**TASK DETAILS:**
Say how many lines in the entries below have the word "Doustny" in them, giving only the number.

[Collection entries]
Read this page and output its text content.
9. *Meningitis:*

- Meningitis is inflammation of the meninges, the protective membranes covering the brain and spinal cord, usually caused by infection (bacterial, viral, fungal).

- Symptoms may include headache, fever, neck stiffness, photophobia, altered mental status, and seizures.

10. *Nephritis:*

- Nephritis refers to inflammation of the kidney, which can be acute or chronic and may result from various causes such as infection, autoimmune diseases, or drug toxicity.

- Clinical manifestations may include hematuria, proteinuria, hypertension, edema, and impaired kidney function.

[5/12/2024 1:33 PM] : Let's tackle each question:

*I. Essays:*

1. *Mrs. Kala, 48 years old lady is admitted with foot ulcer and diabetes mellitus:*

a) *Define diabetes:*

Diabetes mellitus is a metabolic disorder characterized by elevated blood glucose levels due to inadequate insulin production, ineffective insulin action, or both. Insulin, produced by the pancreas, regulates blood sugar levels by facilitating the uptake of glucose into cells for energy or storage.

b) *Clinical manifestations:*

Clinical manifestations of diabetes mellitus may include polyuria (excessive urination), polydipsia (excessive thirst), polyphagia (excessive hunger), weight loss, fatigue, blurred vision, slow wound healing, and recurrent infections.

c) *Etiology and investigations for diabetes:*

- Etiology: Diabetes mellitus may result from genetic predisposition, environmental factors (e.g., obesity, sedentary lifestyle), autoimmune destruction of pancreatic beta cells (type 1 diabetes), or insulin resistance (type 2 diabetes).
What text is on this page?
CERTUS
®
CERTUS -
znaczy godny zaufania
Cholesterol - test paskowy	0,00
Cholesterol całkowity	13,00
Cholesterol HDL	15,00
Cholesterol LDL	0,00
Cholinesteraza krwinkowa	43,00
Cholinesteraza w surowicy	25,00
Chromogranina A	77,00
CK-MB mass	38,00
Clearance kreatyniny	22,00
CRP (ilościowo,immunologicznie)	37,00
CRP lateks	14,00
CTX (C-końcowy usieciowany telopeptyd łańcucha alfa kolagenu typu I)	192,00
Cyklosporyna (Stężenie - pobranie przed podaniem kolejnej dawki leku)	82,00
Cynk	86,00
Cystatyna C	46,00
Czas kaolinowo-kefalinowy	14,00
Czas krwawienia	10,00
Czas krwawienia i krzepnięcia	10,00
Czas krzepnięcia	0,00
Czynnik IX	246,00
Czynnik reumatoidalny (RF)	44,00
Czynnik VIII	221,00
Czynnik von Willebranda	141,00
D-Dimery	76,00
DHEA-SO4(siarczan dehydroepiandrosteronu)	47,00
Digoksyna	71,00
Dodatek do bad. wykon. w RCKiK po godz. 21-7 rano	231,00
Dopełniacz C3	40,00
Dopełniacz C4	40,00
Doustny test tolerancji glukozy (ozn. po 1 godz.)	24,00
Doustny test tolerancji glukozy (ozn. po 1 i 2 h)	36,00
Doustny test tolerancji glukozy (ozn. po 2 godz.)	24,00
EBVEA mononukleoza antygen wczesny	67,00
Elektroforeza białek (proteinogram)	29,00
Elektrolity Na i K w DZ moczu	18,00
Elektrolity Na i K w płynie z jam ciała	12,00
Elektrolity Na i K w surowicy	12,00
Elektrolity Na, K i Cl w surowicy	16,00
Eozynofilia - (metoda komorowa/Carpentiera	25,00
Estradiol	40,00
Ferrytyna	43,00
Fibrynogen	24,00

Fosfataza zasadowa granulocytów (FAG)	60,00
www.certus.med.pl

**RESPONSE BELOW:**
3